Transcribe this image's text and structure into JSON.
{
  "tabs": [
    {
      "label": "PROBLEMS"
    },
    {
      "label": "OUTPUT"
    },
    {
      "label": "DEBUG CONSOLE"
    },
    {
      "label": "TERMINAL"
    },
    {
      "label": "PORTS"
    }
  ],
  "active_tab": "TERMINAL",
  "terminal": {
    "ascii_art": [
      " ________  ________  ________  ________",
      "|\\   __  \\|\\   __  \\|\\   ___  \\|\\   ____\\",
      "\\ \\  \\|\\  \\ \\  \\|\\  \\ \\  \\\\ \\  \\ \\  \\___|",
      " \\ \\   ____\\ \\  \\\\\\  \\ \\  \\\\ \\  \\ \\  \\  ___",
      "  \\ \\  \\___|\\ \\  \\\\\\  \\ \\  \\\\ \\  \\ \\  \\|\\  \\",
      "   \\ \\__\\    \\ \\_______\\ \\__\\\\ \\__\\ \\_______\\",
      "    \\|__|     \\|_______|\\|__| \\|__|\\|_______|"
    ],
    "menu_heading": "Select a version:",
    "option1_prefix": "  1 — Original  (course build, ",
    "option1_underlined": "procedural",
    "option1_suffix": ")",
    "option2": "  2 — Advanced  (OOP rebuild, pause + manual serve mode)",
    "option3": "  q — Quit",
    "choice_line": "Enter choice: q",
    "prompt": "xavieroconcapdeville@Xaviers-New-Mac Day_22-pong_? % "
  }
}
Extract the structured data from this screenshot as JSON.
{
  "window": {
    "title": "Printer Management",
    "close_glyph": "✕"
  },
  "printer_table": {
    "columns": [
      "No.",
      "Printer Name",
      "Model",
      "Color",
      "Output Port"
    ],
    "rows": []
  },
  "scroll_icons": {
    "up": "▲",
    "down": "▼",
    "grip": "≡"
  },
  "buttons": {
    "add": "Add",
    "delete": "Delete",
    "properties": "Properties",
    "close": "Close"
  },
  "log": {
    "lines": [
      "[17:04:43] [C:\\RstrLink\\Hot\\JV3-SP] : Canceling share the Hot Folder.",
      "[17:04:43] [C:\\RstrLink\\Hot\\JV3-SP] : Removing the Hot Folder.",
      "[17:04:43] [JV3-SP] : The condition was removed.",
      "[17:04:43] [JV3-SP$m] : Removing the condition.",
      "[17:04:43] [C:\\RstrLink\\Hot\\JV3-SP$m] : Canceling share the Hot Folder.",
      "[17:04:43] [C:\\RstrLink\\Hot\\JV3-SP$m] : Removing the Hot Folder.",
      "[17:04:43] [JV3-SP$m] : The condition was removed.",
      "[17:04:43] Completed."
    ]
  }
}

▸ Stated goal:
Extract the complete data, matching each line exactly.

▸ Problem solution:
Transcribe this image's text and structure into JSON.
{
  "tabs": [
    {
      "label": "PROBLEMS"
    },
    {
      "label": "OUTPUT"
    },
    {
      "label": "DEBUG CONSOLE"
    },
    {
      "label": "TERMINAL"
    },
    {
      "label": "PORTS"
    }
  ],
  "active_tab": "TERMINAL",
  "terminal": {
    "ascii_art": [
      " ________  ________  ________  ________",
      "|\\   __  \\|\\   __  \\|\\   ___  \\|\\   ____\\",
      "\\ \\  \\|\\  \\ \\  \\|\\  \\ \\  \\\\ \\  \\ \\  \\___|",
      " \\ \\   ____\\ \\  \\\\\\  \\ \\  \\\\ \\  \\ \\  \\  ___",
      "  \\ \\  \\___|\\ \\  \\\\\\  \\ \\  \\\\ \\  \\ \\  \\|\\  \\",
      "   \\ \\__\\    \\ \\_______\\ \\__\\\\ \\__\\ \\_______\\",
      "    \\|__|     \\|_______|\\|__| \\|__|\\|_______|"
    ],
    "menu_heading": "Select a version:",
    "option1_prefix": "  1 — Original  (course build, ",
    "option1_underlined": "procedural",
    "option1_suffix": ")",
    "option2": "  2 — Advanced  (OOP rebuild, pause + manual serve mode)",
    "option3": "  q — Quit",
    "choice_line": "Enter choice: q",
    "prompt": "xavieroconcapdeville@Xaviers-New-Mac Day_22-pong_? % "
  }
}
Extract the structured data from this screenshot as JSON.
{
  "window": {
    "title": "Printer Management",
    "close_glyph": "✕"
  },
  "printer_table": {
    "columns": [
      "No.",
      "Printer Name",
      "Model",
      "Color",
      "Output Port"
    ],
    "rows": []
  },
  "scroll_icons": {
    "up": "▲",
    "down": "▼",
    "grip": "≡"
  },
  "buttons": {
    "add": "Add",
    "delete": "Delete",
    "properties": "Properties",
    "close": "Close"
  },
  "log": {
    "lines": [
      "[17:04:43] [C:\\RstrLink\\Hot\\JV3-SP] : Canceling share the Hot Folder.",
      "[17:04:43] [C:\\RstrLink\\Hot\\JV3-SP] : Removing the Hot Folder.",
      "[17:04:43] [JV3-SP] : The condition was removed.",
      "[17:04:43] [JV3-SP$m] : Removing the condition.",
      "[17:04:43] [C:\\RstrLink\\Hot\\JV3-SP$m] : Canceling share the Hot Folder.",
      "[17:04:43] [C:\\RstrLink\\Hot\\JV3-SP$m] : Removing the Hot Folder.",
      "[17:04:43] [JV3-SP$m] : The condition was removed.",
      "[17:04:43] Completed."
    ]
  }
}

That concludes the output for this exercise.